Stated exercise:
All the records that follow need to be reproduced exactly. Omit the images.

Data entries
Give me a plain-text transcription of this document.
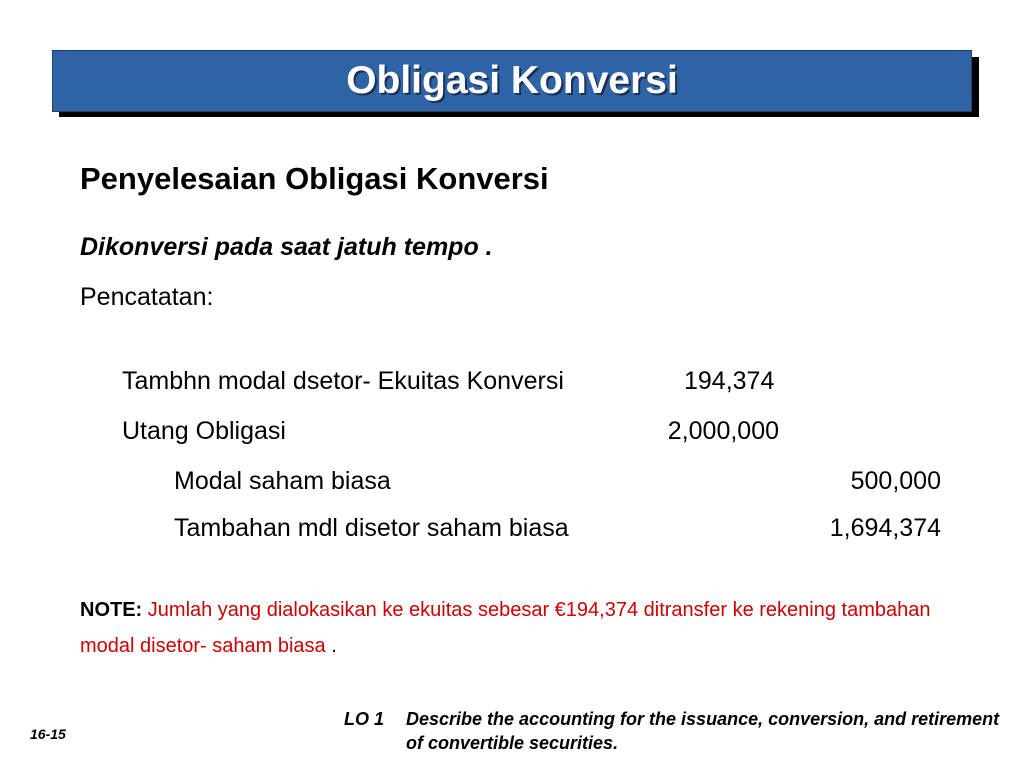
Obligasi Konversi
Penyelesaian Obligasi Konversi
Dikonversi pada saat jatuh tempo .
Pencatatan:
Tambhn modal dsetor- Ekuitas Konversi	194,374
Utang Obligasi	2,000,000
Modal saham biasa	500,000
Tambahan mdl disetor saham biasa	1,694,374
NOTE: Jumlah yang dialokasikan ke ekuitas sebesar €194,374 ditransfer ke rekening tambahan modal disetor- saham biasa .
16-15
LO 1	Describe the accounting for the issuance, conversion, and retirement of convertible securities.
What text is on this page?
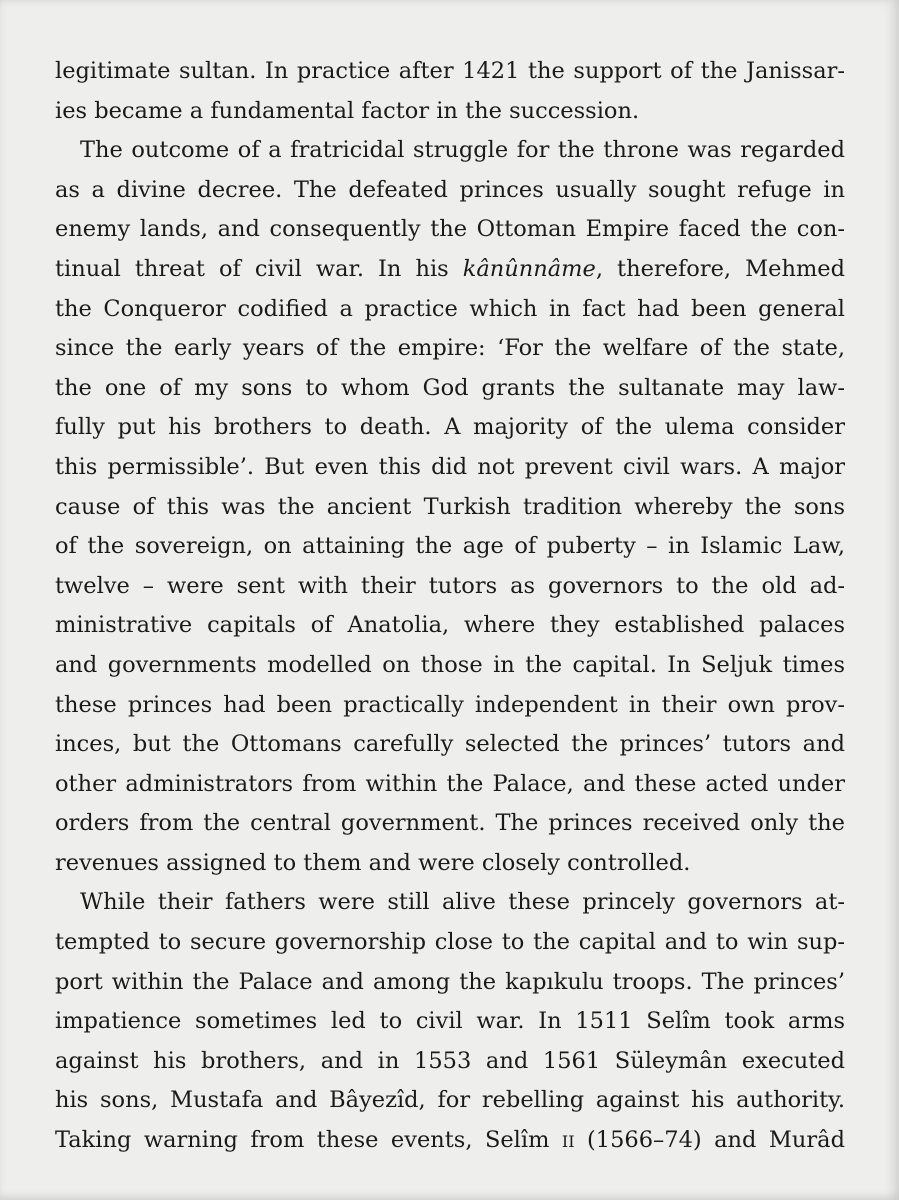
legitimate sultan. In practice after 1421 the support of the Janissar-
ies became a fundamental factor in the succession.
The outcome of a fratricidal struggle for the throne was regarded
as a divine decree. The defeated princes usually sought refuge in
enemy lands, and consequently the Ottoman Empire faced the con-
tinual threat of civil war. In his kânûnnâme, therefore, Mehmed
the Conqueror codified a practice which in fact had been general
since the early years of the empire: ‘For the welfare of the state,
the one of my sons to whom God grants the sultanate may law-
fully put his brothers to death. A majority of the ulema consider
this permissible’. But even this did not prevent civil wars. A major
cause of this was the ancient Turkish tradition whereby the sons
of the sovereign, on attaining the age of puberty – in Islamic Law,
twelve – were sent with their tutors as governors to the old ad-
ministrative capitals of Anatolia, where they established palaces
and governments modelled on those in the capital. In Seljuk times
these princes had been practically independent in their own prov-
inces, but the Ottomans carefully selected the princes’ tutors and
other administrators from within the Palace, and these acted under
orders from the central government. The princes received only the
revenues assigned to them and were closely controlled.
While their fathers were still alive these princely governors at-
tempted to secure governorship close to the capital and to win sup-
port within the Palace and among the kapıkulu troops. The princes’
impatience sometimes led to civil war. In 1511 Selîm took arms
against his brothers, and in 1553 and 1561 Süleymân executed
his sons, Mustafa and Bâyezîd, for rebelling against his authority.
Taking warning from these events, Selîm ii (1566–74) and Murâd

Reply:
Give me a plain-text transcription of this document.
Obligasi Konversi
Penyelesaian Obligasi Konversi
Dikonversi pada saat jatuh tempo .
Pencatatan:
Tambhn modal dsetor- Ekuitas Konversi	194,374
Utang Obligasi	2,000,000
Modal saham biasa	500,000
Tambahan mdl disetor saham biasa	1,694,374
NOTE: Jumlah yang dialokasikan ke ekuitas sebesar €194,374 ditransfer ke rekening tambahan modal disetor- saham biasa .
16-15
LO 1	Describe the accounting for the issuance, conversion, and retirement of convertible securities.
What text is on this page?
legitimate sultan. In practice after 1421 the support of the Janissar-
ies became a fundamental factor in the succession.
The outcome of a fratricidal struggle for the throne was regarded
as a divine decree. The defeated princes usually sought refuge in
enemy lands, and consequently the Ottoman Empire faced the con-
tinual threat of civil war. In his kânûnnâme, therefore, Mehmed
the Conqueror codified a practice which in fact had been general
since the early years of the empire: ‘For the welfare of the state,
the one of my sons to whom God grants the sultanate may law-
fully put his brothers to death. A majority of the ulema consider
this permissible’. But even this did not prevent civil wars. A major
cause of this was the ancient Turkish tradition whereby the sons
of the sovereign, on attaining the age of puberty – in Islamic Law,
twelve – were sent with their tutors as governors to the old ad-
ministrative capitals of Anatolia, where they established palaces
and governments modelled on those in the capital. In Seljuk times
these princes had been practically independent in their own prov-
inces, but the Ottomans carefully selected the princes’ tutors and
other administrators from within the Palace, and these acted under
orders from the central government. The princes received only the
revenues assigned to them and were closely controlled.
While their fathers were still alive these princely governors at-
tempted to secure governorship close to the capital and to win sup-
port within the Palace and among the kapıkulu troops. The princes’
impatience sometimes led to civil war. In 1511 Selîm took arms
against his brothers, and in 1553 and 1561 Süleymân executed
his sons, Mustafa and Bâyezîd, for rebelling against his authority.
Taking warning from these events, Selîm ii (1566–74) and Murâd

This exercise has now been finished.